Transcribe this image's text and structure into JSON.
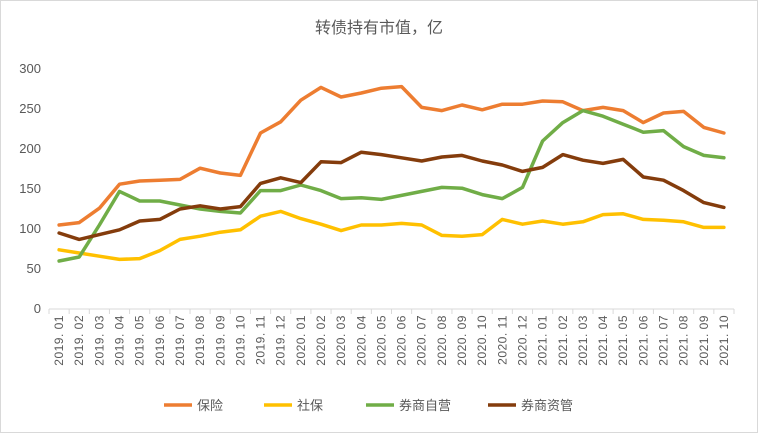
{
  "chart_data": {
    "type": "line",
    "title": "转债持有市值，亿",
    "xlabel": "",
    "ylabel": "",
    "ylim": [
      0,
      300
    ],
    "yticks": [
      "0",
      "50",
      "100",
      "150",
      "200",
      "250",
      "300"
    ],
    "grid": false,
    "legend": "bottom",
    "categories": [
      "2019.01",
      "2019.02",
      "2019.03",
      "2019.04",
      "2019.05",
      "2019.06",
      "2019.07",
      "2019.08",
      "2019.09",
      "2019.10",
      "2019.11",
      "2019.12",
      "2020.01",
      "2020.02",
      "2020.03",
      "2020.04",
      "2020.05",
      "2020.06",
      "2020.07",
      "2020.08",
      "2020.09",
      "2020.10",
      "2020.11",
      "2020.12",
      "2021.01",
      "2021.02",
      "2021.03",
      "2021.04",
      "2021.05",
      "2021.06",
      "2021.07",
      "2021.08",
      "2021.09",
      "2021.10"
    ],
    "x_display": [
      "2019. 01",
      "2019. 02",
      "2019. 03",
      "2019. 04",
      "2019. 05",
      "2019. 06",
      "2019. 07",
      "2019. 08",
      "2019. 09",
      "2019. 10",
      "2019. 11",
      "2019. 12",
      "2020. 01",
      "2020. 02",
      "2020. 03",
      "2020. 04",
      "2020. 05",
      "2020. 06",
      "2020. 07",
      "2020. 08",
      "2020. 09",
      "2020. 10",
      "2020. 11",
      "2020. 12",
      "2021. 01",
      "2021. 02",
      "2021. 03",
      "2021. 04",
      "2021. 05",
      "2021. 06",
      "2021. 07",
      "2021. 08",
      "2021. 09",
      "2021. 10"
    ],
    "series": [
      {
        "name": "保险",
        "color": "#ED7D31",
        "values": [
          105,
          108,
          126,
          156,
          160,
          161,
          162,
          176,
          170,
          167,
          220,
          234,
          261,
          277,
          265,
          270,
          276,
          278,
          252,
          248,
          255,
          249,
          256,
          256,
          260,
          259,
          248,
          252,
          248,
          233,
          245,
          247,
          227,
          220
        ]
      },
      {
        "name": "社保",
        "color": "#FFC000",
        "values": [
          74,
          70,
          66,
          62,
          63,
          73,
          87,
          91,
          96,
          99,
          116,
          122,
          113,
          106,
          98,
          105,
          105,
          107,
          105,
          92,
          91,
          93,
          112,
          106,
          110,
          106,
          109,
          118,
          119,
          112,
          111,
          109,
          102,
          102
        ]
      },
      {
        "name": "券商自营",
        "color": "#70AD47",
        "values": [
          60,
          65,
          105,
          147,
          135,
          135,
          130,
          125,
          122,
          120,
          148,
          148,
          155,
          148,
          138,
          139,
          137,
          142,
          147,
          152,
          151,
          143,
          138,
          152,
          210,
          233,
          248,
          241,
          231,
          221,
          223,
          203,
          192,
          189
        ]
      },
      {
        "name": "券商资管",
        "color": "#843C0C",
        "values": [
          95,
          87,
          93,
          99,
          110,
          112,
          125,
          129,
          125,
          128,
          157,
          164,
          158,
          184,
          183,
          196,
          193,
          189,
          185,
          190,
          192,
          185,
          180,
          172,
          177,
          193,
          186,
          182,
          187,
          165,
          161,
          148,
          133,
          127
        ]
      }
    ]
  }
}
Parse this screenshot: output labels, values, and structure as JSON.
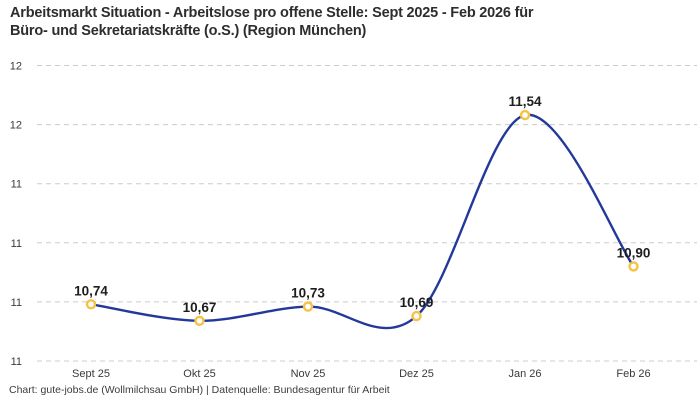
{
  "header": {
    "title_line1": "Arbeitsmarkt Situation - Arbeitslose pro offene Stelle: Sept 2025 - Feb 2026 für",
    "title_line2": "Büro- und Sekretariatskräfte (o.S.) (Region München)"
  },
  "footer": {
    "attribution": "Chart: gute-jobs.de (Wollmilchsau GmbH) | Datenquelle: Bundesagentur für Arbeit"
  },
  "chart_data": {
    "type": "line",
    "title": "Arbeitsmarkt Situation - Arbeitslose pro offene Stelle: Sept 2025 - Feb 2026 für Büro- und Sekretariatskräfte (o.S.) (Region München)",
    "categories": [
      "Sept 25",
      "Okt 25",
      "Nov 25",
      "Dez 25",
      "Jan 26",
      "Feb 26"
    ],
    "values": [
      10.74,
      10.67,
      10.73,
      10.69,
      11.54,
      10.9
    ],
    "value_labels": [
      "10,74",
      "10,67",
      "10,73",
      "10,69",
      "11,54",
      "10,90"
    ],
    "xlabel": "",
    "ylabel": "",
    "ylim": [
      10.5,
      11.75
    ],
    "y_ticks": [
      {
        "value": 11.75,
        "label": "12"
      },
      {
        "value": 11.5,
        "label": "12"
      },
      {
        "value": 11.25,
        "label": "11"
      },
      {
        "value": 11.0,
        "label": "11"
      },
      {
        "value": 10.75,
        "label": "11"
      },
      {
        "value": 10.5,
        "label": "11"
      }
    ],
    "grid": true,
    "legend": false,
    "line_style": "smooth",
    "colors": {
      "line": "#23389b",
      "marker_ring": "#f6c244",
      "marker_fill": "#ffffff",
      "gridline": "#cccccc",
      "data_label": "#1d1d1d",
      "tick_label": "#3a3a3a"
    }
  }
}
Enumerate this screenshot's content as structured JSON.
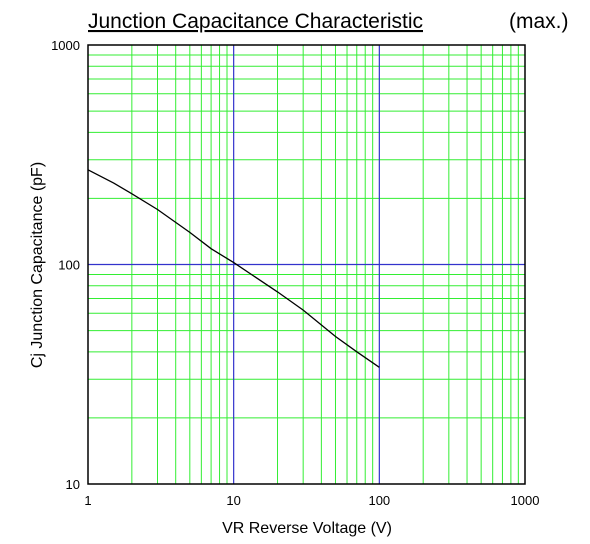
{
  "chart_data": {
    "type": "line",
    "title": "Junction Capacitance Characteristic",
    "subtitle": "(max.)",
    "xlabel": "VR    Reverse Voltage   (V)",
    "ylabel": "Cj    Junction Capacitance   (pF)",
    "x_scale": "log",
    "y_scale": "log",
    "xlim": [
      1,
      1000
    ],
    "ylim": [
      10,
      1000
    ],
    "x_ticks": [
      "1",
      "10",
      "100",
      "1000"
    ],
    "y_ticks": [
      "10",
      "100",
      "1000"
    ],
    "grid": true,
    "colors": {
      "minor_grid": "#33ee33",
      "major_grid": "#3333cc",
      "line": "#000000"
    },
    "series": [
      {
        "x": [
          1,
          1.5,
          2,
          3,
          5,
          7,
          10,
          20,
          30,
          50,
          70,
          100
        ],
        "y": [
          270,
          235,
          210,
          178,
          140,
          118,
          102,
          75,
          62,
          47,
          40,
          34
        ]
      }
    ]
  }
}
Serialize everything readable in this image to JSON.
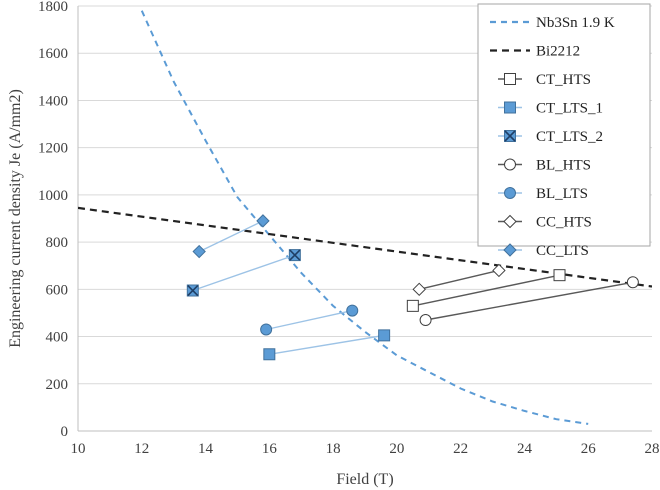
{
  "chart_data": {
    "type": "scatter",
    "title": "",
    "xlabel": "Field (T)",
    "ylabel": "Engineering current density Je (A/mm2)",
    "xlim": [
      10,
      28
    ],
    "ylim": [
      0,
      1800
    ],
    "xticks": [
      10,
      12,
      14,
      16,
      18,
      20,
      22,
      24,
      26,
      28
    ],
    "yticks": [
      0,
      200,
      400,
      600,
      800,
      1000,
      1200,
      1400,
      1600,
      1800
    ],
    "grid": true,
    "legend_position": "top-right",
    "series": [
      {
        "name": "Nb3Sn 1.9 K",
        "kind": "curve",
        "style": "dashed",
        "color": "#5b9bd5",
        "x": [
          12.0,
          13.0,
          14.0,
          15.0,
          16.0,
          17.0,
          18.0,
          19.0,
          20.0,
          21.0,
          22.0,
          23.0,
          24.0,
          25.0,
          26.0
        ],
        "y": [
          1780,
          1480,
          1230,
          990,
          830,
          670,
          530,
          420,
          320,
          250,
          180,
          125,
          85,
          50,
          30
        ]
      },
      {
        "name": "Bi2212",
        "kind": "line",
        "style": "dashed",
        "color": "#222222",
        "x": [
          10,
          28
        ],
        "y": [
          945,
          612
        ]
      },
      {
        "name": "CT_HTS",
        "kind": "segments",
        "marker": "square",
        "filled": false,
        "color": "#404040",
        "segments": [
          [
            [
              20.5,
              530
            ],
            [
              25.1,
              660
            ]
          ]
        ]
      },
      {
        "name": "CT_LTS_1",
        "kind": "segments",
        "marker": "square",
        "filled": true,
        "color": "#5b9bd5",
        "segments": [
          [
            [
              16.0,
              325
            ],
            [
              19.6,
              405
            ]
          ]
        ]
      },
      {
        "name": "CT_LTS_2",
        "kind": "segments",
        "marker": "x-square",
        "filled": true,
        "color": "#5b9bd5",
        "segments": [
          [
            [
              13.6,
              595
            ],
            [
              16.8,
              745
            ]
          ]
        ]
      },
      {
        "name": "BL_HTS",
        "kind": "segments",
        "marker": "circle",
        "filled": false,
        "color": "#404040",
        "segments": [
          [
            [
              20.9,
              470
            ],
            [
              27.4,
              630
            ]
          ]
        ]
      },
      {
        "name": "BL_LTS",
        "kind": "segments",
        "marker": "circle",
        "filled": true,
        "color": "#5b9bd5",
        "segments": [
          [
            [
              15.9,
              430
            ],
            [
              18.6,
              510
            ]
          ]
        ]
      },
      {
        "name": "CC_HTS",
        "kind": "segments",
        "marker": "diamond",
        "filled": false,
        "color": "#404040",
        "segments": [
          [
            [
              20.7,
              600
            ],
            [
              23.2,
              680
            ]
          ]
        ]
      },
      {
        "name": "CC_LTS",
        "kind": "segments",
        "marker": "diamond",
        "filled": true,
        "color": "#5b9bd5",
        "segments": [
          [
            [
              13.8,
              760
            ],
            [
              15.8,
              890
            ]
          ]
        ]
      }
    ]
  },
  "colors": {
    "blue_fill": "#5b9bd5",
    "blue_edge": "#41719c",
    "blue_line": "#9dc3e6",
    "dark": "#222222",
    "grid": "#d9d9d9"
  }
}
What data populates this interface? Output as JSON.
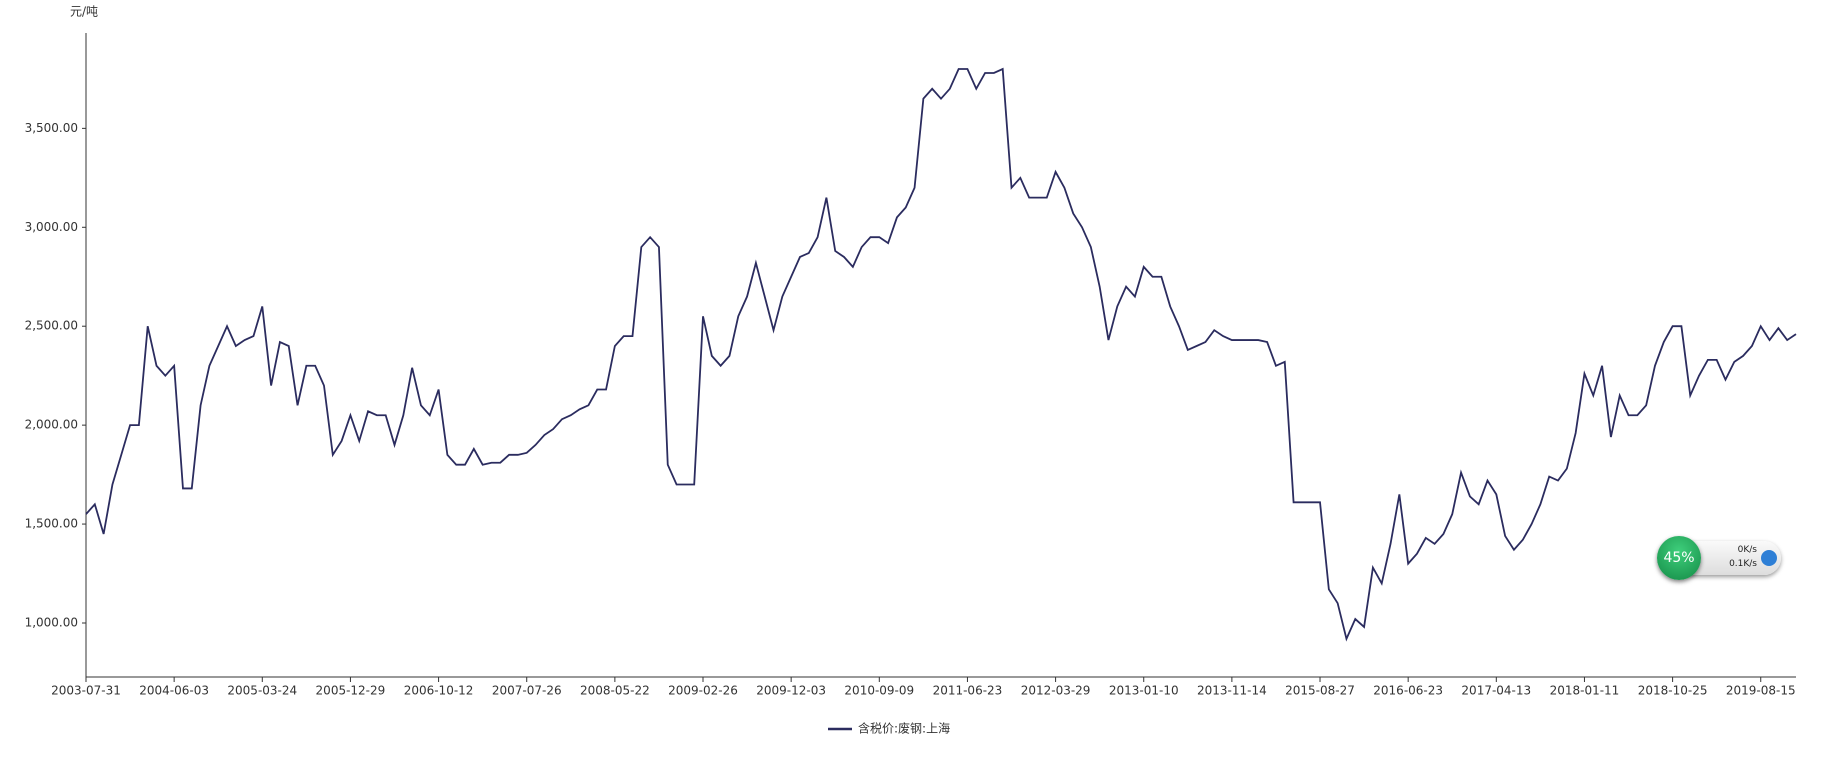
{
  "chart_data": {
    "type": "line",
    "y_unit": "元/吨",
    "categories": [
      "2003-07-31",
      null,
      null,
      null,
      null,
      null,
      null,
      null,
      null,
      null,
      "2004-06-03",
      null,
      null,
      null,
      null,
      null,
      null,
      null,
      null,
      null,
      "2005-03-24",
      null,
      null,
      null,
      null,
      null,
      null,
      null,
      null,
      null,
      "2005-12-29",
      null,
      null,
      null,
      null,
      null,
      null,
      null,
      null,
      null,
      "2006-10-12",
      null,
      null,
      null,
      null,
      null,
      null,
      null,
      null,
      null,
      "2007-07-26",
      null,
      null,
      null,
      null,
      null,
      null,
      null,
      null,
      null,
      "2008-05-22",
      null,
      null,
      null,
      null,
      null,
      null,
      null,
      null,
      null,
      "2009-02-26",
      null,
      null,
      null,
      null,
      null,
      null,
      null,
      null,
      null,
      "2009-12-03",
      null,
      null,
      null,
      null,
      null,
      null,
      null,
      null,
      null,
      "2010-09-09",
      null,
      null,
      null,
      null,
      null,
      null,
      null,
      null,
      null,
      "2011-06-23",
      null,
      null,
      null,
      null,
      null,
      null,
      null,
      null,
      null,
      "2012-03-29",
      null,
      null,
      null,
      null,
      null,
      null,
      null,
      null,
      null,
      "2013-01-10",
      null,
      null,
      null,
      null,
      null,
      null,
      null,
      null,
      null,
      "2013-11-14",
      null,
      null,
      null,
      null,
      null,
      null,
      null,
      null,
      null,
      "2015-08-27",
      null,
      null,
      null,
      null,
      null,
      null,
      null,
      null,
      null,
      "2016-06-23",
      null,
      null,
      null,
      null,
      null,
      null,
      null,
      null,
      null,
      "2017-04-13",
      null,
      null,
      null,
      null,
      null,
      null,
      null,
      null,
      null,
      "2018-01-11",
      null,
      null,
      null,
      null,
      null,
      null,
      null,
      null,
      null,
      "2018-10-25",
      null,
      null,
      null,
      null,
      null,
      null,
      null,
      null,
      null,
      "2019-08-15",
      null,
      null,
      null,
      null
    ],
    "series": [
      {
        "name": "含税价:废钢:上海",
        "color": "#2b2c5f",
        "values": [
          1550,
          1600,
          1450,
          1700,
          1850,
          2000,
          2000,
          2500,
          2300,
          2250,
          2300,
          1680,
          1680,
          2100,
          2300,
          2400,
          2500,
          2400,
          2430,
          2450,
          2600,
          2200,
          2420,
          2400,
          2100,
          2300,
          2300,
          2200,
          1850,
          1920,
          2050,
          1920,
          2070,
          2050,
          2050,
          1900,
          2050,
          2290,
          2100,
          2050,
          2180,
          1850,
          1800,
          1800,
          1880,
          1800,
          1810,
          1810,
          1850,
          1850,
          1860,
          1900,
          1950,
          1980,
          2030,
          2050,
          2080,
          2100,
          2180,
          2180,
          2400,
          2450,
          2450,
          2900,
          2950,
          2900,
          1800,
          1700,
          1700,
          1700,
          2550,
          2350,
          2300,
          2350,
          2550,
          2650,
          2820,
          2650,
          2480,
          2650,
          2750,
          2850,
          2870,
          2950,
          3150,
          2880,
          2850,
          2800,
          2900,
          2950,
          2950,
          2920,
          3050,
          3100,
          3200,
          3650,
          3700,
          3650,
          3700,
          3800,
          3800,
          3700,
          3780,
          3780,
          3800,
          3200,
          3250,
          3150,
          3150,
          3150,
          3280,
          3200,
          3070,
          3000,
          2900,
          2700,
          2430,
          2600,
          2700,
          2650,
          2800,
          2750,
          2750,
          2600,
          2500,
          2380,
          2400,
          2420,
          2480,
          2450,
          2430,
          2430,
          2430,
          2430,
          2420,
          2300,
          2320,
          1610,
          1610,
          1610,
          1610,
          1170,
          1100,
          920,
          1020,
          980,
          1280,
          1200,
          1400,
          1650,
          1300,
          1350,
          1430,
          1400,
          1450,
          1550,
          1760,
          1640,
          1600,
          1720,
          1650,
          1440,
          1370,
          1420,
          1500,
          1600,
          1740,
          1720,
          1780,
          1960,
          2260,
          2150,
          2300,
          1940,
          2150,
          2050,
          2050,
          2100,
          2300,
          2420,
          2500,
          2500,
          2150,
          2250,
          2330,
          2330,
          2230,
          2320,
          2350,
          2400,
          2500,
          2430,
          2490,
          2430,
          2460
        ]
      }
    ],
    "ylim": [
      727,
      3982
    ],
    "yticks": [
      {
        "value": 1000,
        "label": "1,000.00"
      },
      {
        "value": 1500,
        "label": "1,500.00"
      },
      {
        "value": 2000,
        "label": "2,000.00"
      },
      {
        "value": 2500,
        "label": "2,500.00"
      },
      {
        "value": 3000,
        "label": "3,000.00"
      },
      {
        "value": 3500,
        "label": "3,500.00"
      }
    ],
    "grid": false,
    "legend": "bottom"
  },
  "widget": {
    "percent": "45%",
    "upload": "0K/s",
    "download": "0.1K/s"
  }
}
==*==
### REQUIRED TASK
Go through the data and count each line that has the word "Junction", then give the total alone.

### SOLVED PROBLEM
2